<<<<

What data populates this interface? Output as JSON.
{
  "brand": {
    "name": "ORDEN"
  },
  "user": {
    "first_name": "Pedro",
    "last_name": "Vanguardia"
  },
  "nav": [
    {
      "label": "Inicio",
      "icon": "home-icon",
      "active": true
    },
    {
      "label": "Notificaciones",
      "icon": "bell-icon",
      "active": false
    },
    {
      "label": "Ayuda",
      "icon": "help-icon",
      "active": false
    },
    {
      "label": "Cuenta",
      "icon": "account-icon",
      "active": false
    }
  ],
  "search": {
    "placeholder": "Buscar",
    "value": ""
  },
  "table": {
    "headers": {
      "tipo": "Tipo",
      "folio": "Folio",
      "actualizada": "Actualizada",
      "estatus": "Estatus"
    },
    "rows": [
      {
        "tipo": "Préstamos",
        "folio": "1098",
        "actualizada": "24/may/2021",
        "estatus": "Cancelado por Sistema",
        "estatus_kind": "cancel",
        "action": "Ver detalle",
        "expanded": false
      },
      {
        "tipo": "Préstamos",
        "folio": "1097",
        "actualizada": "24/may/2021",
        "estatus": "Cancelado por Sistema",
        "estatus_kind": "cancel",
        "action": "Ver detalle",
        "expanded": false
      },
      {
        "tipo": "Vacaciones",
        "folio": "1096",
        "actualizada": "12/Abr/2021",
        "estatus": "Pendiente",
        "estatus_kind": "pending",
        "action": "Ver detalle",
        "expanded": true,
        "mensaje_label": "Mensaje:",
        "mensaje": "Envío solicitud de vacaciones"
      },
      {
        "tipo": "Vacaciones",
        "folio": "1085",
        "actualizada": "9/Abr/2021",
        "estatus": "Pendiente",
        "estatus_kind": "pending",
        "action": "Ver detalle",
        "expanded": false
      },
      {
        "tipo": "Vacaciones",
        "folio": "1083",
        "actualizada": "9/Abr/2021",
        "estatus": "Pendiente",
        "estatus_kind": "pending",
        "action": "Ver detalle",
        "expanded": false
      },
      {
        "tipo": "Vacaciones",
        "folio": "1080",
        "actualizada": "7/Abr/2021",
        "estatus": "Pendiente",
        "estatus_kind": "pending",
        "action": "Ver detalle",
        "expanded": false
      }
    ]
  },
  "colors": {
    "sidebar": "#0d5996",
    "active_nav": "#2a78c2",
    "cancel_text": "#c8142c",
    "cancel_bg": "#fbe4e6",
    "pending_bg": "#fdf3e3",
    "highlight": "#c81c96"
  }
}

>>>>

* _TASK OBJECTIVE_
Reproduce every record, matching each line exactly.

* _FULL OUTPUT_
What data populates this interface? Output as JSON.
{
  "brand": {
    "name": "ORDEN"
  },
  "user": {
    "first_name": "Pedro",
    "last_name": "Vanguardia"
  },
  "nav": [
    {
      "label": "Inicio",
      "icon": "home-icon",
      "active": true
    },
    {
      "label": "Notificaciones",
      "icon": "bell-icon",
      "active": false
    },
    {
      "label": "Ayuda",
      "icon": "help-icon",
      "active": false
    },
    {
      "label": "Cuenta",
      "icon": "account-icon",
      "active": false
    }
  ],
  "search": {
    "placeholder": "Buscar",
    "value": ""
  },
  "table": {
    "headers": {
      "tipo": "Tipo",
      "folio": "Folio",
      "actualizada": "Actualizada",
      "estatus": "Estatus"
    },
    "rows": [
      {
        "tipo": "Préstamos",
        "folio": "1098",
        "actualizada": "24/may/2021",
        "estatus": "Cancelado por Sistema",
        "estatus_kind": "cancel",
        "action": "Ver detalle",
        "expanded": false
      },
      {
        "tipo": "Préstamos",
        "folio": "1097",
        "actualizada": "24/may/2021",
        "estatus": "Cancelado por Sistema",
        "estatus_kind": "cancel",
        "action": "Ver detalle",
        "expanded": false
      },
      {
        "tipo": "Vacaciones",
        "folio": "1096",
        "actualizada": "12/Abr/2021",
        "estatus": "Pendiente",
        "estatus_kind": "pending",
        "action": "Ver detalle",
        "expanded": true,
        "mensaje_label": "Mensaje:",
        "mensaje": "Envío solicitud de vacaciones"
      },
      {
        "tipo": "Vacaciones",
        "folio": "1085",
        "actualizada": "9/Abr/2021",
        "estatus": "Pendiente",
        "estatus_kind": "pending",
        "action": "Ver detalle",
        "expanded": false
      },
      {
        "tipo": "Vacaciones",
        "folio": "1083",
        "actualizada": "9/Abr/2021",
        "estatus": "Pendiente",
        "estatus_kind": "pending",
        "action": "Ver detalle",
        "expanded": false
      },
      {
        "tipo": "Vacaciones",
        "folio": "1080",
        "actualizada": "7/Abr/2021",
        "estatus": "Pendiente",
        "estatus_kind": "pending",
        "action": "Ver detalle",
        "expanded": false
      }
    ]
  },
  "colors": {
    "sidebar": "#0d5996",
    "active_nav": "#2a78c2",
    "cancel_text": "#c8142c",
    "cancel_bg": "#fbe4e6",
    "pending_bg": "#fdf3e3",
    "highlight": "#c81c96"
  }
}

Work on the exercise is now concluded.